(What you need to do): Repeat the records verbatim and leave the pictures out of your copy.

(Available data):
* Begin *
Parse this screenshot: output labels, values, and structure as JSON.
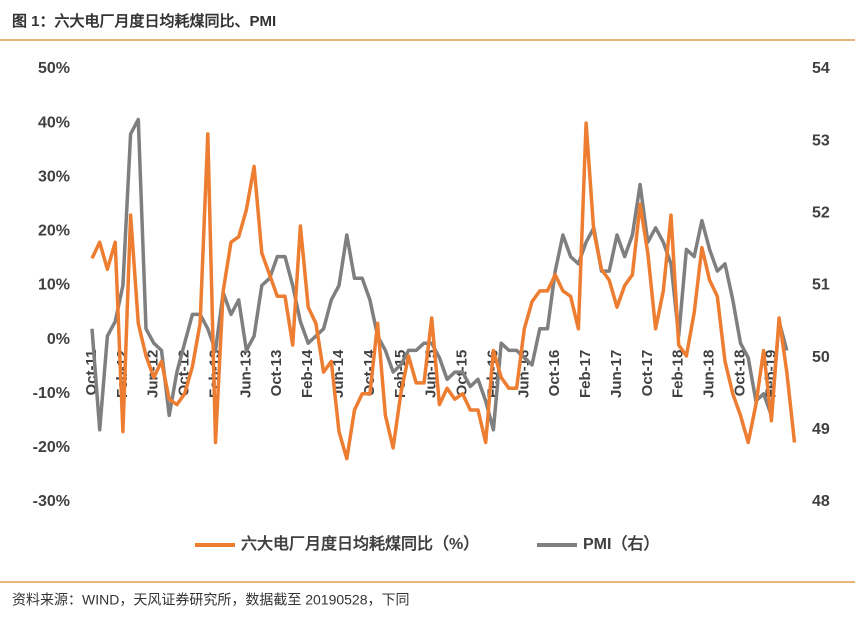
{
  "chart_data": {
    "type": "line",
    "title": "图 1：六大电厂月度日均耗煤同比、PMI",
    "source": "资料来源：WIND，天风证券研究所，数据截至 20190528，下同",
    "categories": [
      "Oct-11",
      null,
      null,
      null,
      "Feb-12",
      null,
      null,
      null,
      "Jun-12",
      null,
      null,
      null,
      "Oct-12",
      null,
      null,
      null,
      "Feb-13",
      null,
      null,
      null,
      "Jun-13",
      null,
      null,
      null,
      "Oct-13",
      null,
      null,
      null,
      "Feb-14",
      null,
      null,
      null,
      "Jun-14",
      null,
      null,
      null,
      "Oct-14",
      null,
      null,
      null,
      "Feb-15",
      null,
      null,
      null,
      "Jun-15",
      null,
      null,
      null,
      "Oct-15",
      null,
      null,
      null,
      "Feb-16",
      null,
      null,
      null,
      "Jun-16",
      null,
      null,
      null,
      "Oct-16",
      null,
      null,
      null,
      "Feb-17",
      null,
      null,
      null,
      "Jun-17",
      null,
      null,
      null,
      "Oct-17",
      null,
      null,
      null,
      "Feb-18",
      null,
      null,
      null,
      "Jun-18",
      null,
      null,
      null,
      "Oct-18",
      null,
      null,
      null,
      "Feb-19",
      null,
      null,
      null
    ],
    "series": [
      {
        "name": "六大电厂月度日均耗煤同比（%）",
        "color": "#ed7d31",
        "axis": "y",
        "values": [
          15,
          18,
          13,
          18,
          -17,
          23,
          3,
          -3,
          -7,
          -4,
          -11,
          -12,
          -10,
          -5,
          3,
          38,
          -19,
          9,
          18,
          19,
          24,
          32,
          16,
          12,
          8,
          8,
          -1,
          21,
          6,
          3,
          -6,
          -4,
          -17,
          -22,
          -13,
          -10,
          -10,
          3,
          -14,
          -20,
          -10,
          -3,
          -8,
          -8,
          4,
          -12,
          -9,
          -11,
          -10,
          -13,
          -13,
          -19,
          -2,
          -7,
          -9,
          -9,
          2,
          7,
          9,
          9,
          12,
          9,
          8,
          2,
          40,
          20,
          13,
          11,
          6,
          10,
          12,
          25,
          16,
          2,
          9,
          23,
          -1,
          -3,
          5,
          17,
          11,
          8,
          -4,
          -10,
          -14,
          -19,
          -12,
          -2,
          -15,
          4,
          -6,
          -19
        ]
      },
      {
        "name": "PMI（右）",
        "color": "#7f7f7f",
        "axis": "y2",
        "values": [
          50.4,
          49.0,
          50.3,
          50.5,
          51.0,
          53.1,
          53.3,
          50.4,
          50.2,
          50.1,
          49.2,
          49.8,
          50.2,
          50.6,
          50.6,
          50.4,
          50.1,
          50.9,
          50.6,
          50.8,
          50.1,
          50.3,
          51.0,
          51.1,
          51.4,
          51.4,
          51.0,
          50.5,
          50.2,
          50.3,
          50.4,
          50.8,
          51.0,
          51.7,
          51.1,
          51.1,
          50.8,
          50.3,
          50.1,
          49.8,
          49.9,
          50.1,
          50.1,
          50.2,
          50.2,
          50.0,
          49.7,
          49.8,
          49.8,
          49.6,
          49.7,
          49.4,
          49.0,
          50.2,
          50.1,
          50.1,
          50.0,
          49.9,
          50.4,
          50.4,
          51.2,
          51.7,
          51.4,
          51.3,
          51.6,
          51.8,
          51.2,
          51.2,
          51.7,
          51.4,
          51.7,
          52.4,
          51.6,
          51.8,
          51.6,
          51.3,
          50.3,
          51.5,
          51.4,
          51.9,
          51.5,
          51.2,
          51.3,
          50.8,
          50.2,
          50.0,
          49.4,
          49.5,
          49.2,
          50.5,
          50.1,
          null
        ]
      }
    ],
    "ylim": [
      -30,
      50
    ],
    "yticks": [
      {
        "value": -30,
        "label": "-30%"
      },
      {
        "value": -20,
        "label": "-20%"
      },
      {
        "value": -10,
        "label": "-10%"
      },
      {
        "value": 0,
        "label": "0%"
      },
      {
        "value": 10,
        "label": "10%"
      },
      {
        "value": 20,
        "label": "20%"
      },
      {
        "value": 30,
        "label": "30%"
      },
      {
        "value": 40,
        "label": "40%"
      },
      {
        "value": 50,
        "label": "50%"
      }
    ],
    "y2lim": [
      48,
      54
    ],
    "y2ticks": [
      48,
      49,
      50,
      51,
      52,
      53,
      54
    ],
    "grid": false
  }
}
* End *
(Exercise output):
Parse this screenshot: output labels, values, and structure as JSON.
{
  "chart_data": {
    "type": "line",
    "title": "图 1：六大电厂月度日均耗煤同比、PMI",
    "source": "资料来源：WIND，天风证券研究所，数据截至 20190528，下同",
    "categories": [
      "Oct-11",
      null,
      null,
      null,
      "Feb-12",
      null,
      null,
      null,
      "Jun-12",
      null,
      null,
      null,
      "Oct-12",
      null,
      null,
      null,
      "Feb-13",
      null,
      null,
      null,
      "Jun-13",
      null,
      null,
      null,
      "Oct-13",
      null,
      null,
      null,
      "Feb-14",
      null,
      null,
      null,
      "Jun-14",
      null,
      null,
      null,
      "Oct-14",
      null,
      null,
      null,
      "Feb-15",
      null,
      null,
      null,
      "Jun-15",
      null,
      null,
      null,
      "Oct-15",
      null,
      null,
      null,
      "Feb-16",
      null,
      null,
      null,
      "Jun-16",
      null,
      null,
      null,
      "Oct-16",
      null,
      null,
      null,
      "Feb-17",
      null,
      null,
      null,
      "Jun-17",
      null,
      null,
      null,
      "Oct-17",
      null,
      null,
      null,
      "Feb-18",
      null,
      null,
      null,
      "Jun-18",
      null,
      null,
      null,
      "Oct-18",
      null,
      null,
      null,
      "Feb-19",
      null,
      null,
      null
    ],
    "series": [
      {
        "name": "六大电厂月度日均耗煤同比（%）",
        "color": "#ed7d31",
        "axis": "y",
        "values": [
          15,
          18,
          13,
          18,
          -17,
          23,
          3,
          -3,
          -7,
          -4,
          -11,
          -12,
          -10,
          -5,
          3,
          38,
          -19,
          9,
          18,
          19,
          24,
          32,
          16,
          12,
          8,
          8,
          -1,
          21,
          6,
          3,
          -6,
          -4,
          -17,
          -22,
          -13,
          -10,
          -10,
          3,
          -14,
          -20,
          -10,
          -3,
          -8,
          -8,
          4,
          -12,
          -9,
          -11,
          -10,
          -13,
          -13,
          -19,
          -2,
          -7,
          -9,
          -9,
          2,
          7,
          9,
          9,
          12,
          9,
          8,
          2,
          40,
          20,
          13,
          11,
          6,
          10,
          12,
          25,
          16,
          2,
          9,
          23,
          -1,
          -3,
          5,
          17,
          11,
          8,
          -4,
          -10,
          -14,
          -19,
          -12,
          -2,
          -15,
          4,
          -6,
          -19
        ]
      },
      {
        "name": "PMI（右）",
        "color": "#7f7f7f",
        "axis": "y2",
        "values": [
          50.4,
          49.0,
          50.3,
          50.5,
          51.0,
          53.1,
          53.3,
          50.4,
          50.2,
          50.1,
          49.2,
          49.8,
          50.2,
          50.6,
          50.6,
          50.4,
          50.1,
          50.9,
          50.6,
          50.8,
          50.1,
          50.3,
          51.0,
          51.1,
          51.4,
          51.4,
          51.0,
          50.5,
          50.2,
          50.3,
          50.4,
          50.8,
          51.0,
          51.7,
          51.1,
          51.1,
          50.8,
          50.3,
          50.1,
          49.8,
          49.9,
          50.1,
          50.1,
          50.2,
          50.2,
          50.0,
          49.7,
          49.8,
          49.8,
          49.6,
          49.7,
          49.4,
          49.0,
          50.2,
          50.1,
          50.1,
          50.0,
          49.9,
          50.4,
          50.4,
          51.2,
          51.7,
          51.4,
          51.3,
          51.6,
          51.8,
          51.2,
          51.2,
          51.7,
          51.4,
          51.7,
          52.4,
          51.6,
          51.8,
          51.6,
          51.3,
          50.3,
          51.5,
          51.4,
          51.9,
          51.5,
          51.2,
          51.3,
          50.8,
          50.2,
          50.0,
          49.4,
          49.5,
          49.2,
          50.5,
          50.1,
          null
        ]
      }
    ],
    "ylim": [
      -30,
      50
    ],
    "yticks": [
      {
        "value": -30,
        "label": "-30%"
      },
      {
        "value": -20,
        "label": "-20%"
      },
      {
        "value": -10,
        "label": "-10%"
      },
      {
        "value": 0,
        "label": "0%"
      },
      {
        "value": 10,
        "label": "10%"
      },
      {
        "value": 20,
        "label": "20%"
      },
      {
        "value": 30,
        "label": "30%"
      },
      {
        "value": 40,
        "label": "40%"
      },
      {
        "value": 50,
        "label": "50%"
      }
    ],
    "y2lim": [
      48,
      54
    ],
    "y2ticks": [
      48,
      49,
      50,
      51,
      52,
      53,
      54
    ],
    "grid": false
  }
}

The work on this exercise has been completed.